GIVEN INSTRUCTION
The data below should be restated word for word, with every picture omitted.

[Data excerpts]
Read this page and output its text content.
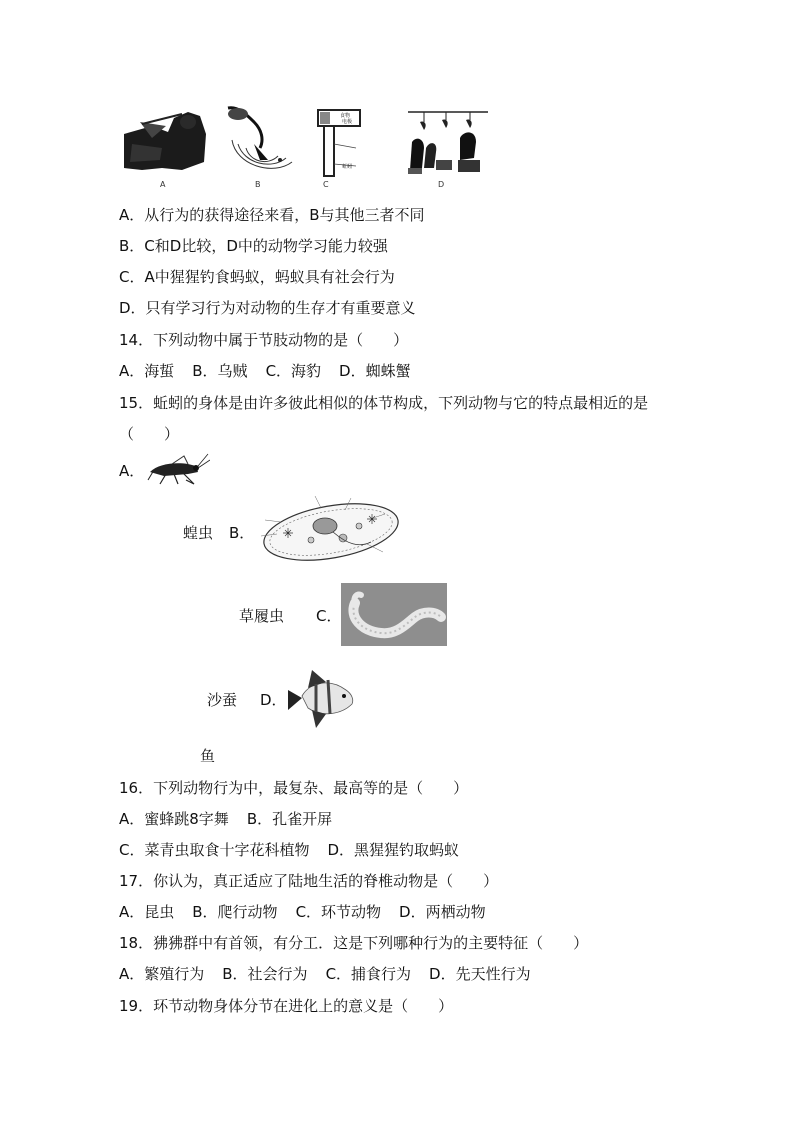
A	B
食物
电极
蚯蚓
C	D
A．从行为的获得途径来看，B与其他三者不同
B．C和D比较，D中的动物学习能力较强
C．A中猩猩钓食蚂蚁，蚂蚁具有社会行为
D．只有学习行为对动物的生存才有重要意义
14．下列动物中属于节肢动物的是（　　）
A．海蜇 B．乌贼 C．海豹 D．蜘蛛蟹
15．蚯蚓的身体是由许多彼此相似的体节构成，下列动物与它的特点最相近的是
（　　）
A．
蝗虫 B．
草履虫 C．
沙蚕 D．
鱼
16．下列动物行为中，最复杂、最高等的是（　　）
A．蜜蜂跳8字舞 B．孔雀开屏
C．菜青虫取食十字花科植物 D．黑猩猩钓取蚂蚁
17．你认为，真正适应了陆地生活的脊椎动物是（　　）
A．昆虫 B．爬行动物 C．环节动物 D．两栖动物
18．狒狒群中有首领，有分工．这是下列哪种行为的主要特征（　　）
A．繁殖行为 B．社会行为 C．捕食行为 D．先天性行为
19．环节动物身体分节在进化上的意义是（　　）
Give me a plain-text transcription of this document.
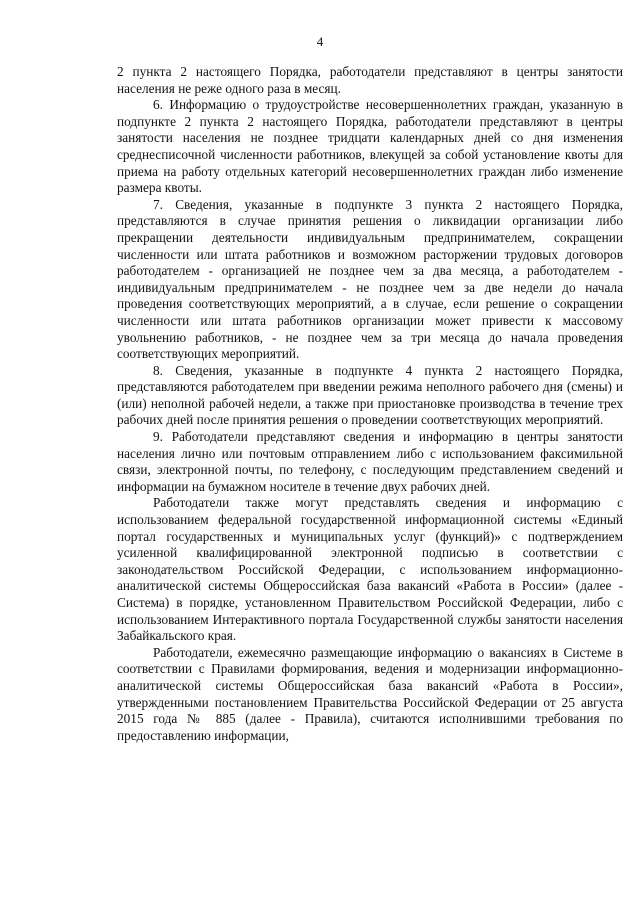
4

2 пункта 2 настоящего Порядка, работодатели представляют в центры занятости населения не реже одного раза в месяц.

6. Информацию о трудоустройстве несовершеннолетних граждан, указанную в подпункте 2 пункта 2 настоящего Порядка, работодатели представляют в центры занятости населения не позднее тридцати календарных дней со дня изменения среднесписочной численности работников, влекущей за собой установление квоты для приема на работу отдельных категорий несовершеннолетних граждан либо изменение размера квоты.

7. Сведения, указанные в подпункте 3 пункта 2 настоящего Порядка, представляются в случае принятия решения о ликвидации организации либо прекращении деятельности индивидуальным предпринимателем, сокращении численности или штата работников и возможном расторжении трудовых договоров работодателем - организацией не позднее чем за два месяца, а работодателем - индивидуальным предпринимателем - не позднее чем за две недели до начала проведения соответствующих мероприятий, а в случае, если решение о сокращении численности или штата работников организации может привести к массовому увольнению работников, - не позднее чем за три месяца до начала проведения соответствующих мероприятий.

8. Сведения, указанные в подпункте 4 пункта 2 настоящего Порядка, представляются работодателем при введении режима неполного рабочего дня (смены) и (или) неполной рабочей недели, а также при приостановке производства в течение трех рабочих дней после принятия решения о проведении соответствующих мероприятий.

9. Работодатели представляют сведения и информацию в центры занятости населения лично или почтовым отправлением либо с использованием факсимильной связи, электронной почты, по телефону, с последующим представлением сведений и информации на бумажном носителе в течение двух рабочих дней.

Работодатели также могут представлять сведения и информацию с использованием федеральной государственной информационной системы «Единый портал государственных и муниципальных услуг (функций)» с подтверждением усиленной квалифицированной электронной подписью в соответствии с законодательством Российской Федерации, с использованием информационно-аналитической системы Общероссийская база вакансий «Работа в России» (далее - Система) в порядке, установленном Правительством Российской Федерации, либо с использованием Интерактивного портала Государственной службы занятости населения Забайкальского края.

Работодатели, ежемесячно размещающие информацию о вакансиях в Системе в соответствии с Правилами формирования, ведения и модернизации информационно-аналитической системы Общероссийская база вакансий «Работа в России», утвержденными постановлением Правительства Российской Федерации от 25 августа 2015 года № 885 (далее - Правила), считаются исполнившими требования по предоставлению информации,
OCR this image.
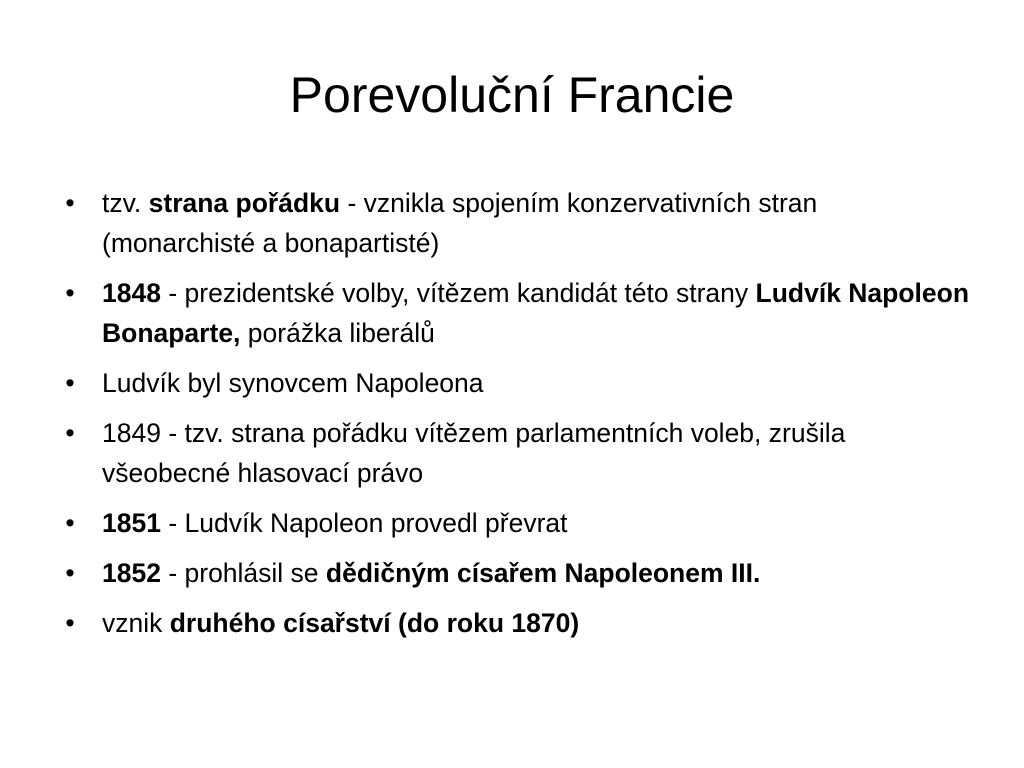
Porevoluční Francie
• tzv. strana pořádku - vznikla spojením konzervativních stran (monarchisté a bonapartisté)
• 1848 - prezidentské volby, vítězem kandidát této strany Ludvík Napoleon Bonaparte, porážka liberálů
• Ludvík byl synovcem Napoleona
• 1849 - tzv. strana pořádku vítězem parlamentních voleb, zrušila všeobecné hlasovací právo
• 1851 - Ludvík Napoleon provedl převrat
• 1852 - prohlásil se dědičným císařem Napoleonem III.
• vznik druhého císařství (do roku 1870)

FINISHED ANSWER
Read this page and output its text content.
A	B
食物
电极
蚯蚓
C	D
A．从行为的获得途径来看，B与其他三者不同
B．C和D比较，D中的动物学习能力较强
C．A中猩猩钓食蚂蚁，蚂蚁具有社会行为
D．只有学习行为对动物的生存才有重要意义
14．下列动物中属于节肢动物的是（　　）
A．海蜇 B．乌贼 C．海豹 D．蜘蛛蟹
15．蚯蚓的身体是由许多彼此相似的体节构成，下列动物与它的特点最相近的是
（　　）
A．
蝗虫 B．
草履虫 C．
沙蚕 D．
鱼
16．下列动物行为中，最复杂、最高等的是（　　）
A．蜜蜂跳8字舞 B．孔雀开屏
C．菜青虫取食十字花科植物 D．黑猩猩钓取蚂蚁
17．你认为，真正适应了陆地生活的脊椎动物是（　　）
A．昆虫 B．爬行动物 C．环节动物 D．两栖动物
18．狒狒群中有首领，有分工．这是下列哪种行为的主要特征（　　）
A．繁殖行为 B．社会行为 C．捕食行为 D．先天性行为
19．环节动物身体分节在进化上的意义是（　　）
Give me a plain-text transcription of this document.
4

2 пункта 2 настоящего Порядка, работодатели представляют в центры занятости населения не реже одного раза в месяц.

6. Информацию о трудоустройстве несовершеннолетних граждан, указанную в подпункте 2 пункта 2 настоящего Порядка, работодатели представляют в центры занятости населения не позднее тридцати календарных дней со дня изменения среднесписочной численности работников, влекущей за собой установление квоты для приема на работу отдельных категорий несовершеннолетних граждан либо изменение размера квоты.

7. Сведения, указанные в подпункте 3 пункта 2 настоящего Порядка, представляются в случае принятия решения о ликвидации организации либо прекращении деятельности индивидуальным предпринимателем, сокращении численности или штата работников и возможном расторжении трудовых договоров работодателем - организацией не позднее чем за два месяца, а работодателем - индивидуальным предпринимателем - не позднее чем за две недели до начала проведения соответствующих мероприятий, а в случае, если решение о сокращении численности или штата работников организации может привести к массовому увольнению работников, - не позднее чем за три месяца до начала проведения соответствующих мероприятий.

8. Сведения, указанные в подпункте 4 пункта 2 настоящего Порядка, представляются работодателем при введении режима неполного рабочего дня (смены) и (или) неполной рабочей недели, а также при приостановке производства в течение трех рабочих дней после принятия решения о проведении соответствующих мероприятий.

9. Работодатели представляют сведения и информацию в центры занятости населения лично или почтовым отправлением либо с использованием факсимильной связи, электронной почты, по телефону, с последующим представлением сведений и информации на бумажном носителе в течение двух рабочих дней.

Работодатели также могут представлять сведения и информацию с использованием федеральной государственной информационной системы «Единый портал государственных и муниципальных услуг (функций)» с подтверждением усиленной квалифицированной электронной подписью в соответствии с законодательством Российской Федерации, с использованием информационно-аналитической системы Общероссийская база вакансий «Работа в России» (далее - Система) в порядке, установленном Правительством Российской Федерации, либо с использованием Интерактивного портала Государственной службы занятости населения Забайкальского края.

Работодатели, ежемесячно размещающие информацию о вакансиях в Системе в соответствии с Правилами формирования, ведения и модернизации информационно-аналитической системы Общероссийская база вакансий «Работа в России», утвержденными постановлением Правительства Российской Федерации от 25 августа 2015 года № 885 (далее - Правила), считаются исполнившими требования по предоставлению информации,
OCR this image.
Porevoluční Francie
• tzv. strana pořádku - vznikla spojením konzervativních stran (monarchisté a bonapartisté)
• 1848 - prezidentské volby, vítězem kandidát této strany Ludvík Napoleon Bonaparte, porážka liberálů
• Ludvík byl synovcem Napoleona
• 1849 - tzv. strana pořádku vítězem parlamentních voleb, zrušila všeobecné hlasovací právo
• 1851 - Ludvík Napoleon provedl převrat
• 1852 - prohlásil se dědičným císařem Napoleonem III.
• vznik druhého císařství (do roku 1870)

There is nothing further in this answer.